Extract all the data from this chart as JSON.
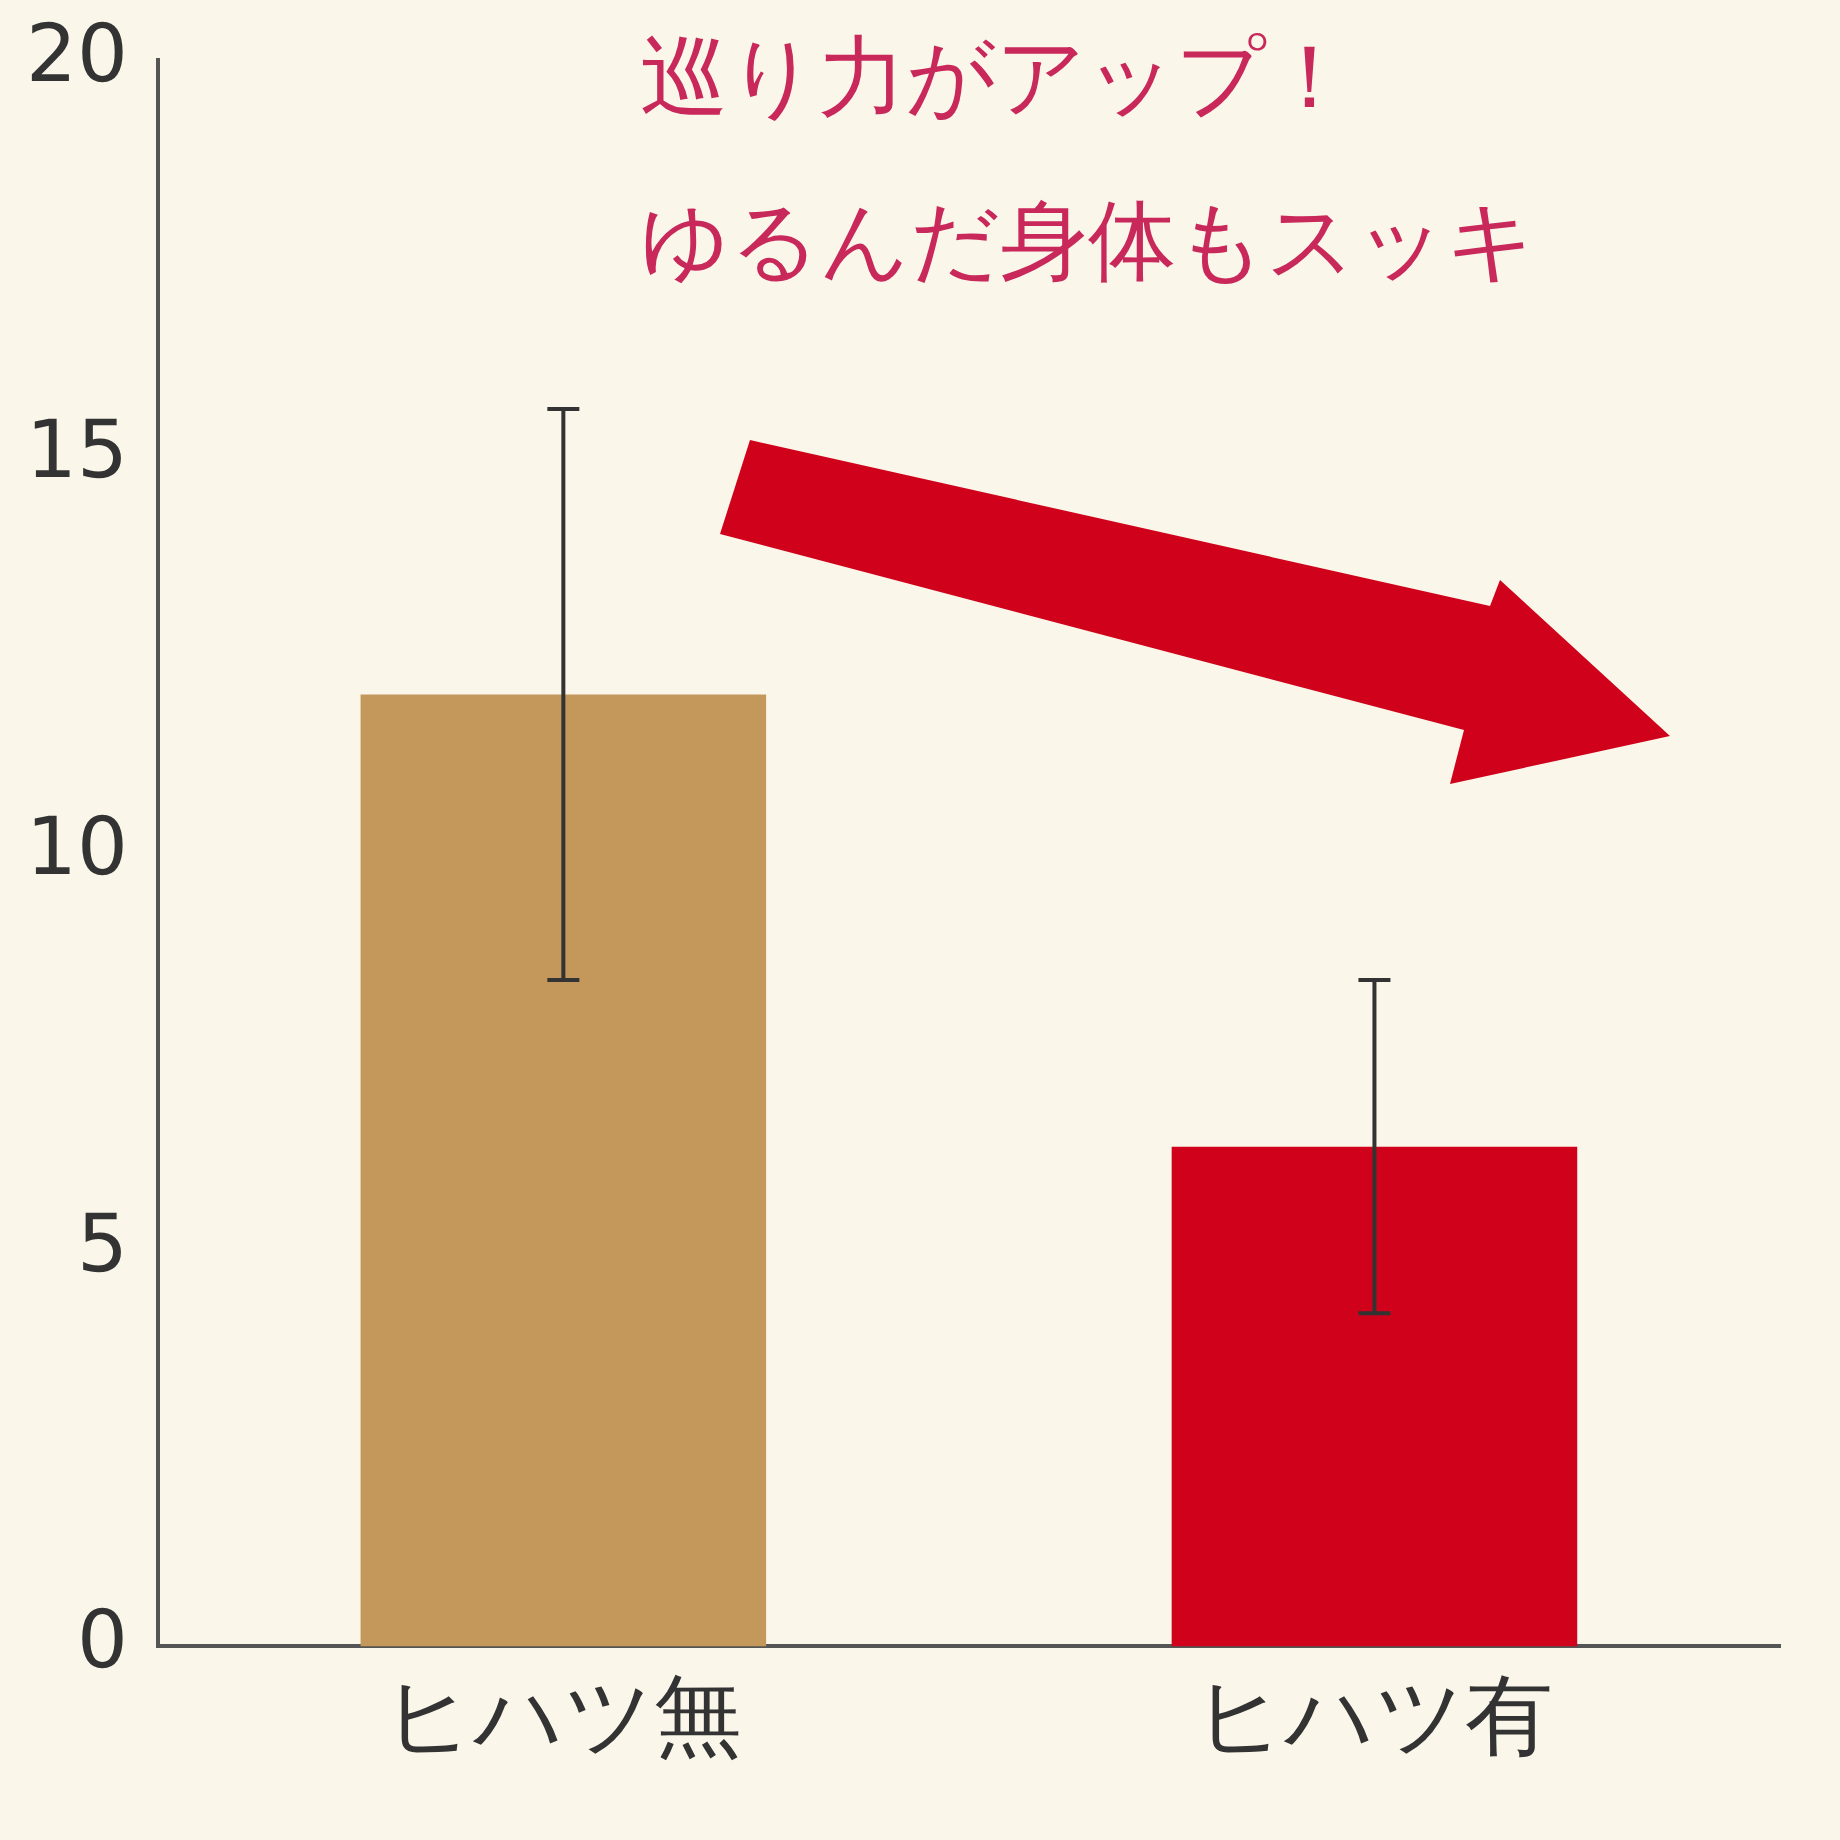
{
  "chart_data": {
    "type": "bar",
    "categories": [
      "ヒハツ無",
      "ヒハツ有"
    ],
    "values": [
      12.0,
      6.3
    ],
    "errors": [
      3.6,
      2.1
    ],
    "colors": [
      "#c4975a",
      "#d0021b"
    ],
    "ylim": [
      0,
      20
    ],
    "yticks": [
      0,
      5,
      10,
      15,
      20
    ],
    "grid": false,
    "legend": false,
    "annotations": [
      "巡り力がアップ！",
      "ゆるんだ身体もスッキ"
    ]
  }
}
####
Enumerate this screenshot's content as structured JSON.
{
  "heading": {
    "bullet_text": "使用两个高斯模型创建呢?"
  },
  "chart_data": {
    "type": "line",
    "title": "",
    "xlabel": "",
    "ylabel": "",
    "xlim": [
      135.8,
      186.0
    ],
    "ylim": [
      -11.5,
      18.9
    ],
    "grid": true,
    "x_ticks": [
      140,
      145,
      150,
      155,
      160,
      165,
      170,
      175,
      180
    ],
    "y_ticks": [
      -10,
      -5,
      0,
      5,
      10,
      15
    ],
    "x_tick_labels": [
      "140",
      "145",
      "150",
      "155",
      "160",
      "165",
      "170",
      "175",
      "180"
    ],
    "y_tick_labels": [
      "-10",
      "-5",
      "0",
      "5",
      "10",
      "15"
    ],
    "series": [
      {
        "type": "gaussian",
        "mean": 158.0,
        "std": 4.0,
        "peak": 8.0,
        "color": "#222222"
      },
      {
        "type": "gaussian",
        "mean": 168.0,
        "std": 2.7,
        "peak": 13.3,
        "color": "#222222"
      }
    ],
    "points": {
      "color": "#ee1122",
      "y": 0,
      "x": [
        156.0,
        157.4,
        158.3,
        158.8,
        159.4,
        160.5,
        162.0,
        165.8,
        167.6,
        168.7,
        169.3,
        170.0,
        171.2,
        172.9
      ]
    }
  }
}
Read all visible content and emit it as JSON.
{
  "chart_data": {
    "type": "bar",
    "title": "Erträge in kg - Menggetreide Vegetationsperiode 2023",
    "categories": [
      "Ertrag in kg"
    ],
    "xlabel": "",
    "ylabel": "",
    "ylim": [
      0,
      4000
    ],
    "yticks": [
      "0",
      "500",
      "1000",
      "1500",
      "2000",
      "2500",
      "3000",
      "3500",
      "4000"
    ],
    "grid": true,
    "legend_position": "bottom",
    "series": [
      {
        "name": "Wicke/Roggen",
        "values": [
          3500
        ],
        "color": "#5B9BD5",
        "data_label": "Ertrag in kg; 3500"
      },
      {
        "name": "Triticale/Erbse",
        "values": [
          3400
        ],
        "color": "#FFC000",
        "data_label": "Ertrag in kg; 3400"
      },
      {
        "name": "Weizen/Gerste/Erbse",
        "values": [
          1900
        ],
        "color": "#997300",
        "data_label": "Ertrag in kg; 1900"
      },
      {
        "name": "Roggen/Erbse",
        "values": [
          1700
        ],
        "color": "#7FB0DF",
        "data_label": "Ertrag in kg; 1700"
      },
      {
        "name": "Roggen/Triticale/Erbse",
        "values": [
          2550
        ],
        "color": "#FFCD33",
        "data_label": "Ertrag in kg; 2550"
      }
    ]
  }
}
####
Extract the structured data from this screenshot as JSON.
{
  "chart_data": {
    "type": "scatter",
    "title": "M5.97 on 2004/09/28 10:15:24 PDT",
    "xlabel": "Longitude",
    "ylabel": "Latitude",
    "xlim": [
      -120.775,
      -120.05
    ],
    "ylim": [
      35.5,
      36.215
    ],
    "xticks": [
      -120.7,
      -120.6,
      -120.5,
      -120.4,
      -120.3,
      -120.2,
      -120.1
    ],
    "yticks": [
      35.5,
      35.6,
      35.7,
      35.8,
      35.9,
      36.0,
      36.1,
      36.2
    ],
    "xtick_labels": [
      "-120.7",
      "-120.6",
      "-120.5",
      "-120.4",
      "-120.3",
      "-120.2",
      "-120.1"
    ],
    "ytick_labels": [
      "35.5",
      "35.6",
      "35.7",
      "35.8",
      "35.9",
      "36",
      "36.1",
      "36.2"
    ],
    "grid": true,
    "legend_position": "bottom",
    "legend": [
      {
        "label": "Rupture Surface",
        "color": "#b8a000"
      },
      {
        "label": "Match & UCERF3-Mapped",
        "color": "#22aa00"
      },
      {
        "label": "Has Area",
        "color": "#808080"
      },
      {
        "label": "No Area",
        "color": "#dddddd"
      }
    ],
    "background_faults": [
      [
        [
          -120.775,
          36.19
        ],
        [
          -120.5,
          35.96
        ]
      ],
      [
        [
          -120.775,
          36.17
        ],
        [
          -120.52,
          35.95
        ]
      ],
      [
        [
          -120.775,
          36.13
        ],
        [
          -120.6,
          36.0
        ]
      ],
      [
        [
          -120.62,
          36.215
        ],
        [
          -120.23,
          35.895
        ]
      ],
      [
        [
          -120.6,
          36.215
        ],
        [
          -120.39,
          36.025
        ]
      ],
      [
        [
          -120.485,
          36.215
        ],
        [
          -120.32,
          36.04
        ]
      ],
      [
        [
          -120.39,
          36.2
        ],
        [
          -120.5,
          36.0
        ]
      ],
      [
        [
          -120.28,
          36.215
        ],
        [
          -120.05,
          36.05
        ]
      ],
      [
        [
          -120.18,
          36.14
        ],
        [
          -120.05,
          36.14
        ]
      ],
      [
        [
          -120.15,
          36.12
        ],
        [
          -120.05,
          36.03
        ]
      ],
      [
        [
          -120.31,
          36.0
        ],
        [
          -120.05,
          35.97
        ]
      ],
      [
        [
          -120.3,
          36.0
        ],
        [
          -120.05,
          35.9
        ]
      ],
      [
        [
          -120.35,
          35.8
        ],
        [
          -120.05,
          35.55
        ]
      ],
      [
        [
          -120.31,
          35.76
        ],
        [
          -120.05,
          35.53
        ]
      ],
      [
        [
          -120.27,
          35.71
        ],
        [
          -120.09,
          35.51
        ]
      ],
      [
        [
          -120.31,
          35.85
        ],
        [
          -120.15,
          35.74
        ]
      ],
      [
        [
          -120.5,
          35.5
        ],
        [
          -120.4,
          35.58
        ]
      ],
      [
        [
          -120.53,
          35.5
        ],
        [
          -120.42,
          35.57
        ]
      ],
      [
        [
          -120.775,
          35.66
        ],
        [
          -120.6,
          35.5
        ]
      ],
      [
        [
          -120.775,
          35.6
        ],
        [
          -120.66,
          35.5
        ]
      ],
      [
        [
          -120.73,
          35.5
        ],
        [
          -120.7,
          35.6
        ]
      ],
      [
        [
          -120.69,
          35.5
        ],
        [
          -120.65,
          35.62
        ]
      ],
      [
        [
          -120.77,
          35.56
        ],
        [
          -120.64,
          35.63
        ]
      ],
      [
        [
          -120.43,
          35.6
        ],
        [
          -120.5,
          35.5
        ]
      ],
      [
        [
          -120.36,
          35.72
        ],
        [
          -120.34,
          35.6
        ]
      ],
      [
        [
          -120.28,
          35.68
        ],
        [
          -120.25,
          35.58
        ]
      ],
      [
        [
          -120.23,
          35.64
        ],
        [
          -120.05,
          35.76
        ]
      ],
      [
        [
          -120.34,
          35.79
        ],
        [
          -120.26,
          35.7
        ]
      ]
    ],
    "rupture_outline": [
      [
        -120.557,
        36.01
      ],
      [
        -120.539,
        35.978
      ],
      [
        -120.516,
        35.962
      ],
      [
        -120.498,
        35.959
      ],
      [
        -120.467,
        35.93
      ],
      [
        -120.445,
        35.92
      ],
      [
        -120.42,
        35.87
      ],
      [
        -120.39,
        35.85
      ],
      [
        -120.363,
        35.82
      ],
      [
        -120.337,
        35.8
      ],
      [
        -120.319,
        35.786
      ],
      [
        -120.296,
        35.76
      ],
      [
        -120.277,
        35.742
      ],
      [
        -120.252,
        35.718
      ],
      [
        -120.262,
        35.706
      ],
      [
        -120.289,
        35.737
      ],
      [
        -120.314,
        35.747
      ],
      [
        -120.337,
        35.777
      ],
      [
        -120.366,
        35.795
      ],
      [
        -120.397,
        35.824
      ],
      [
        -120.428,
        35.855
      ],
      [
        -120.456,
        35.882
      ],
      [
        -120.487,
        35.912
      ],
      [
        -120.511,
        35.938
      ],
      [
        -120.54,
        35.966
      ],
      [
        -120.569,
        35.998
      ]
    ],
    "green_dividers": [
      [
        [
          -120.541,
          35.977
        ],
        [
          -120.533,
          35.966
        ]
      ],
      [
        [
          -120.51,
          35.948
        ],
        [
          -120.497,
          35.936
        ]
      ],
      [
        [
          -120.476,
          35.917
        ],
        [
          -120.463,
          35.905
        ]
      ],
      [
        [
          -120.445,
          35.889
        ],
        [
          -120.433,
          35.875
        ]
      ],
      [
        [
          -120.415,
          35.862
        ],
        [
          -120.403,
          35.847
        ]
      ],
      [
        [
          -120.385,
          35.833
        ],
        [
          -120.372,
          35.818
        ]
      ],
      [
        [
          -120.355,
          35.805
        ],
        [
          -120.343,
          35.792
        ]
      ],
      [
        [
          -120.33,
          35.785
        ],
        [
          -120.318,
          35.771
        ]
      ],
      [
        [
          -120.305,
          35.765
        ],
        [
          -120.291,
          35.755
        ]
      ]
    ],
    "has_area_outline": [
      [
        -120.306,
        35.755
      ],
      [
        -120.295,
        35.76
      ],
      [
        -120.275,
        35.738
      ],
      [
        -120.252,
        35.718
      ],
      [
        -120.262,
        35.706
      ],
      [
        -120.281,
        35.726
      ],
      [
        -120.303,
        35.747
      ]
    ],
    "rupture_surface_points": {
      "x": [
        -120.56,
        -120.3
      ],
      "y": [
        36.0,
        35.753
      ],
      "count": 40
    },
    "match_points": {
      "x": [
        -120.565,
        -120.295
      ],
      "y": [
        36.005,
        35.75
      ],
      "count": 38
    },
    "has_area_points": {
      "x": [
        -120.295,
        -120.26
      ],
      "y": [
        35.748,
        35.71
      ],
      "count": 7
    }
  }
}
####
Task goal – Only a number is wanted: how many lines of the material include the word "from".

Answer below – 2